#### Page text
One evening in late May, four senior employees of Merck, the pharmaceutical company, sat in the bar of a Hilton Hotel in Rockville, Maryland, wearing metal lapel pins stamped with the word "team." They were in a state of exhausted overpreparedness. The next morning, they were to drive a few miles to the headquarters of the Food and Drug Administration and attend a meeting that would decide the future of suvorexant, a new sleeping pill that the company had been developing for a decade. Merck's team hoped to persuade a committee of seventeen, composed largely of neurologists, that suvorexant was safe and effective. The committee, which would also hear the views of F.D.A. scientists, would deliver a recommendation to the agency. If the government approved suvorexant—whose mechanism, inspired partly by research into narcoleptic dogs, is unlike anything on the market—it would be launched within a year. Some industry analysts had described it as a possible blockbuster, a term usually reserved for drugs with annual earnings of a billion dollars. Merck had not created a blockbuster since 2007, when it launched Januvia, a diabetes drug. The company was impatient. A factory in Las Piedras, Puerto Rico, was ready to start production.

David Michelson, who runs Merck's clinical research in neuroscience, said of suvorexant, "It's huge. It's a major product." He was sitting perfectly still in his chair; his hair flopped a little over his forehead. He looked as if he were waiting in an airport for a very late flight.

#### Records
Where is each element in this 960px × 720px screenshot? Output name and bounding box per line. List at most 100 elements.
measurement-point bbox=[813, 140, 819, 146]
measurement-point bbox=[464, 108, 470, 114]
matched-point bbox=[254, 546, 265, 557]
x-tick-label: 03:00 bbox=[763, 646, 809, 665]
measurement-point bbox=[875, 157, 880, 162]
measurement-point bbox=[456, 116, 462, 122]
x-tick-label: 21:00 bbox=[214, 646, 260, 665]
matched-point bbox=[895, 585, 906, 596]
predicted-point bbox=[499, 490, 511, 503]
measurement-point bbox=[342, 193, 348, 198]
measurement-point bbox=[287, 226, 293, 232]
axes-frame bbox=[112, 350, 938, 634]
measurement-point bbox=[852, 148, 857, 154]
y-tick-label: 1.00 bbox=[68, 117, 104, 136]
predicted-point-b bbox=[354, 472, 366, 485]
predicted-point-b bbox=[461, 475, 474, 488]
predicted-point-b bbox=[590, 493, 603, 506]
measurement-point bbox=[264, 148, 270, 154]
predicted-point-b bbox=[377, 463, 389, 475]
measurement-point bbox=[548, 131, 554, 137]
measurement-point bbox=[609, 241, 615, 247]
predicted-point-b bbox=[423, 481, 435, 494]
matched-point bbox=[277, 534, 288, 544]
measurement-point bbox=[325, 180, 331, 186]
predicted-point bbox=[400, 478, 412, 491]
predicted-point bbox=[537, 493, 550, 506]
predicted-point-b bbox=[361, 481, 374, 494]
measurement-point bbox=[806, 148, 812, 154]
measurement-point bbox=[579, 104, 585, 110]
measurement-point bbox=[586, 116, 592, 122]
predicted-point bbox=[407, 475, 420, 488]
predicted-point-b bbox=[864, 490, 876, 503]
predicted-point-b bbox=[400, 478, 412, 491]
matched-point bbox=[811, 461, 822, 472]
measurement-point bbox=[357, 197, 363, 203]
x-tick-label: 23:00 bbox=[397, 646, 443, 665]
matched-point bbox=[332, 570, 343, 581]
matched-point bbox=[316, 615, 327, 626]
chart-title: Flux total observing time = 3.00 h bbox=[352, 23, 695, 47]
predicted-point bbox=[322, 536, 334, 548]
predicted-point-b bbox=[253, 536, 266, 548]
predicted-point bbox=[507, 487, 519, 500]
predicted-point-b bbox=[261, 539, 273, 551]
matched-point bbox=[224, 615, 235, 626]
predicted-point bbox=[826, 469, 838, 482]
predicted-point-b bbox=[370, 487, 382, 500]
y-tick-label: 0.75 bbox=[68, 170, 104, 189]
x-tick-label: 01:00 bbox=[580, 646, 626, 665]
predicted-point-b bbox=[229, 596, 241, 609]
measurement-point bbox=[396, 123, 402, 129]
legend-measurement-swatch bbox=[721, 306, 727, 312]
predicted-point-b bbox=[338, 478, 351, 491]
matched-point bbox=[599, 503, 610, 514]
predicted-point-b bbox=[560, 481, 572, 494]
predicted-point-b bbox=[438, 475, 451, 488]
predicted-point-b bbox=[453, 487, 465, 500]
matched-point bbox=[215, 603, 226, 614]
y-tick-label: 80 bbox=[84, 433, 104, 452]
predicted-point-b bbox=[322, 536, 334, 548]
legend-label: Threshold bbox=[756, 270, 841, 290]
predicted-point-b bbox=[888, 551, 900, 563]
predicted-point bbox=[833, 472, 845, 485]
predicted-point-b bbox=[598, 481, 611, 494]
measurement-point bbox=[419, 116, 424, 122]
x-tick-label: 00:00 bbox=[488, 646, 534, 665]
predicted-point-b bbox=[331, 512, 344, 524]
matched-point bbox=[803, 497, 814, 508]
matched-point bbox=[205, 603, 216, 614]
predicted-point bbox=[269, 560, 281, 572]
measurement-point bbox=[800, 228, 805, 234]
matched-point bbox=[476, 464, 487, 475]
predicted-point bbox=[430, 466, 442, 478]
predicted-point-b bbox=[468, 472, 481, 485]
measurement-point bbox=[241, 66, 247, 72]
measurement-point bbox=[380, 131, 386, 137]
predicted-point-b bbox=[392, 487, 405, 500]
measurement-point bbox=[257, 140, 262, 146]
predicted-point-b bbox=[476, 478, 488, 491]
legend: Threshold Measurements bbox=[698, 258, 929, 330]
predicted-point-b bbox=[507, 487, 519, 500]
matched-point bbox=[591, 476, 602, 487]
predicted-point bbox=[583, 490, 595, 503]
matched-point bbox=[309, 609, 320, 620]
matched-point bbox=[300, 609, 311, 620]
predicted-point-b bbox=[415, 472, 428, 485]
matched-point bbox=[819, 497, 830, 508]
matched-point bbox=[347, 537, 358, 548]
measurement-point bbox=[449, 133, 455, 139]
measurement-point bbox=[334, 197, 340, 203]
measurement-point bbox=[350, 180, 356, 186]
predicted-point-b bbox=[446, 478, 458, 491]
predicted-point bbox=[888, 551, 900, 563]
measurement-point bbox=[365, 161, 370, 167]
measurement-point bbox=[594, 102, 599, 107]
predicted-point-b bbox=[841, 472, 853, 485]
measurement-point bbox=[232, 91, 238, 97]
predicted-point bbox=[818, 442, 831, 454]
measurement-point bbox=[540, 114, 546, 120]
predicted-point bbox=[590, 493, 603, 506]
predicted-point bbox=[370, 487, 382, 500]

#### What to work on
Reproduce verbatim the portion of the passage above on Merck's sleeping pill, starting at "David Michelson, who" and ending at "very late flight.".

#### Result of this exercise
David Michelson, who runs Merck's clinical research in neuroscience, said of suvorexant, "It's huge. It's a major product." He was sitting perfectly still in his chair; his hair flopped a little over his forehead. He looked as if he were waiting in an airport for a very late flight.